Larijani made the remarks during a session of the World Economic Forum on the Middle East which is opened on the shores of the Dead Sea earlier in the day.
Larijani said that Iranian President Mahmoud Ahmadinejad had spoken of "erasing the practices" followed by Israel against the Palestinians, rather than erasing Israel.
The Western media deliberately distorted President Ahmadinejad's words in their reports, he said, adding "let me tell you one thing about taking Israel off the map. It was a by-product of the Western media."
Ahmadinejad has reportedly made verbal attacks on Israel and has also provoked outrage by describing the Holocaust as a "myth."
Larijani said if Israel and the Palestinians can reach a viable settlement, Iran would support it. "When peace will come, Iran will be part of it."
When asked whether that meant he could envisage a day when Iran would recognize Israel, Larijani said "this is a premature question."
The World Economic Forum opened its meeting in South Shuneh on Friday. More than 1,000 participants, including 16 heads of state, from 56 countries gathered here to discuss ways to advance economic diversification and peace in the troubled Mideast region.
####
Iran not seeking to wipe Israel off map
Source: AFP via Khaleej Times Online
http://www.khaleejtimes.com/DisplayArticleNew.asp?xfile=data/middleeast/2007/May/middleeast_May320.xml§ion=middleeast&col=
19 May 2007
SHUNEH, Jordan - Iran said on Saturday that it does not seek the destruction of Israel, although it does not recognise the Jewish state as legitimate.

DATASET EXCERPTS:
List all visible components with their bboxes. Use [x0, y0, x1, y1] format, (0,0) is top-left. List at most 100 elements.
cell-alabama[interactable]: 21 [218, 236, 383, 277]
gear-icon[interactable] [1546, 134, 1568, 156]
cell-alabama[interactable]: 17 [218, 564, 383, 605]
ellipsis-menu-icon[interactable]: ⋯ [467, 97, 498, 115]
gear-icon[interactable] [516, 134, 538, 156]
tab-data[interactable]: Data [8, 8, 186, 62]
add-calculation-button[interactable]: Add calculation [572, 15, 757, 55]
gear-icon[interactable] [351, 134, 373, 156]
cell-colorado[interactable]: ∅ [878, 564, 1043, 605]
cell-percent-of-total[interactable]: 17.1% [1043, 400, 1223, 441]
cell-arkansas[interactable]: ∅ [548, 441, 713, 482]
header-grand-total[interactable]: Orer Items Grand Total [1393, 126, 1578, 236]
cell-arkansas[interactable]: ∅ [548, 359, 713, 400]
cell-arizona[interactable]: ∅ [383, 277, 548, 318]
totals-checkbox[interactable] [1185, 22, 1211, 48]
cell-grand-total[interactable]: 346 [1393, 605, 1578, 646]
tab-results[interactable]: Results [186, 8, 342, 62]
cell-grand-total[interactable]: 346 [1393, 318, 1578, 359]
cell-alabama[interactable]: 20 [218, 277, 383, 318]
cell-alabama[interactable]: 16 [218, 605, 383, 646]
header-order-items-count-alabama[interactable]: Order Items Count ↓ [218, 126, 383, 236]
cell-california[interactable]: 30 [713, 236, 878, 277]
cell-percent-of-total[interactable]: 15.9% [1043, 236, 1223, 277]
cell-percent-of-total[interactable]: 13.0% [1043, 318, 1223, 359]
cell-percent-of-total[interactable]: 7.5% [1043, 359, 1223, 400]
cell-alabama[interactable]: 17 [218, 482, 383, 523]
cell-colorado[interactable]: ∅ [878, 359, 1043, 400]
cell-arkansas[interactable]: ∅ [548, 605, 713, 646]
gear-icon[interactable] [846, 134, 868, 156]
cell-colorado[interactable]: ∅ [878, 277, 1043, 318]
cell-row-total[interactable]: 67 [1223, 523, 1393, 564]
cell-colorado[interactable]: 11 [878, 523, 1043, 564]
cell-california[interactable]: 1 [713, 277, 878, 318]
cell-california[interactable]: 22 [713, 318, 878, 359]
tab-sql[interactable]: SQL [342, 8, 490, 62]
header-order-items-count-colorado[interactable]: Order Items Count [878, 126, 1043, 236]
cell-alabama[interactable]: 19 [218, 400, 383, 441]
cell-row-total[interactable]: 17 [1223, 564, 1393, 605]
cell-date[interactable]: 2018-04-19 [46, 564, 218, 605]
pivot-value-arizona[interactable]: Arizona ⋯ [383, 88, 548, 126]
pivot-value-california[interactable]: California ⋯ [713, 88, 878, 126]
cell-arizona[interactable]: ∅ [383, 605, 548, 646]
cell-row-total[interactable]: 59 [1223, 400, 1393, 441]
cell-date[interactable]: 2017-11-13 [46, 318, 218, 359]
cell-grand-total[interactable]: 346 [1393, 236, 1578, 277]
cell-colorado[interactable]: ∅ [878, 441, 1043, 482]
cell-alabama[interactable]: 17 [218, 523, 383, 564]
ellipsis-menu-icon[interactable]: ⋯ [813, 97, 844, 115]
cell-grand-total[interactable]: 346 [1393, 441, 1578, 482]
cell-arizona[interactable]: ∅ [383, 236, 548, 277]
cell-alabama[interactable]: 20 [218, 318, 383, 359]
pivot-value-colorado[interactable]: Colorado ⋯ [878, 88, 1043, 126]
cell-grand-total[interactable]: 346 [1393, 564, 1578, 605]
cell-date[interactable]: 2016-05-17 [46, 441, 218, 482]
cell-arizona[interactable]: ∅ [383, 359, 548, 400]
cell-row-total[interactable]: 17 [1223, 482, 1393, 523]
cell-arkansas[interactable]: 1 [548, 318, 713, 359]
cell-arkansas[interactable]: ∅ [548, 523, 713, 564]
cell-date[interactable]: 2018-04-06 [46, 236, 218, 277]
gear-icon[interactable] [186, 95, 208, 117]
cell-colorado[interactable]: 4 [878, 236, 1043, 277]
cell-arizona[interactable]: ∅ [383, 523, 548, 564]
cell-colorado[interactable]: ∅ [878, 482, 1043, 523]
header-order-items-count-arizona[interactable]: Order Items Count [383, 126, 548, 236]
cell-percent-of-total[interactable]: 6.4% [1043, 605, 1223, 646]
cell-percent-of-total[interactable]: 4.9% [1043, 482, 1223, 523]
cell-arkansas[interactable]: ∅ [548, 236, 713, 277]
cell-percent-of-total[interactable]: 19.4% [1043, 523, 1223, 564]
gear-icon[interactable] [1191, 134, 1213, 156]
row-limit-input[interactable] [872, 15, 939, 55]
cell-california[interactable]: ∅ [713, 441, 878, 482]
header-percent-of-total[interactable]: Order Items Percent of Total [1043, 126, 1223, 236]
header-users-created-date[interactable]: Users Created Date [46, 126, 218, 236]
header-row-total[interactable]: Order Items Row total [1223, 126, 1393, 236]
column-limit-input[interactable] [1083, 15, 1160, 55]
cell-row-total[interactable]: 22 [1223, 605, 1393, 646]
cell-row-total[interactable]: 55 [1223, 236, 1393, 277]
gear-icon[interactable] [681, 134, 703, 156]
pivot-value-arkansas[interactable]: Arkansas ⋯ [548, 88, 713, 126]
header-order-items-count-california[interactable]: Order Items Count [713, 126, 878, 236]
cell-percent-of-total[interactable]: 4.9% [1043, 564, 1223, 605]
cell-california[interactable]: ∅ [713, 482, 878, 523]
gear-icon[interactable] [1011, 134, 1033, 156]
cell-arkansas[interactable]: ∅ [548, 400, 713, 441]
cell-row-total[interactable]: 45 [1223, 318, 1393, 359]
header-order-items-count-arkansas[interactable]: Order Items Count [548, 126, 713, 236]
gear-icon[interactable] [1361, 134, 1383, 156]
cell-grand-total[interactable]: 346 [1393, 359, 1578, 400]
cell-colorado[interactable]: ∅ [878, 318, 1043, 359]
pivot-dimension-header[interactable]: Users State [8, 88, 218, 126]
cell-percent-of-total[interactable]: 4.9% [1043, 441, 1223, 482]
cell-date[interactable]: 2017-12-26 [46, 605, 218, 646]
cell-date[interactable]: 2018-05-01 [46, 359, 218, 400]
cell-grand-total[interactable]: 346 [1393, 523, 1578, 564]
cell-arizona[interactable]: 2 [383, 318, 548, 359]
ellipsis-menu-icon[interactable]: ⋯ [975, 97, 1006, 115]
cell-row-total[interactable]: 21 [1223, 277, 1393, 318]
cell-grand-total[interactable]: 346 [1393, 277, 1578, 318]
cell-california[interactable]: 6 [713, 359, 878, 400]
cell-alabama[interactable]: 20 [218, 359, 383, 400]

EXERCISE REQUIREMENTS:
Reproduce the entire news excerpt on Larijani's remarks about Israel word for word. The records play no part in this work.

OUTPUT OF THE TASK:
Larijani made the remarks during a session of the World Economic Forum on the Middle East which is opened on the shores of the Dead Sea earlier in the day.
Larijani said that Iranian President Mahmoud Ahmadinejad had spoken of "erasing the practices" followed by Israel against the Palestinians, rather than erasing Israel.
The Western media deliberately distorted President Ahmadinejad's words in their reports, he said, adding "let me tell you one thing about taking Israel off the map. It was a by-product of the Western media."
Ahmadinejad has reportedly made verbal attacks on Israel and has also provoked outrage by describing the Holocaust as a "myth."
Larijani said if Israel and the Palestinians can reach a viable settlement, Iran would support it. "When peace will come, Iran will be part of it."
When asked whether that meant he could envisage a day when Iran would recognize Israel, Larijani said "this is a premature question."
The World Economic Forum opened its meeting in South Shuneh on Friday. More than 1,000 participants, including 16 heads of state, from 56 countries gathered here to discuss ways to advance economic diversification and peace in the troubled Mideast region.
####
Iran not seeking to wipe Israel off map
Source: AFP via Khaleej Times Online
http://www.khaleejtimes.com/DisplayArticleNew.asp?xfile=data/middleeast/2007/May/middleeast_May320.xml§ion=middleeast&col=
19 May 2007
SHUNEH, Jordan - Iran said on Saturday that it does not seek the destruction of Israel, although it does not recognise the Jewish state as legitimate.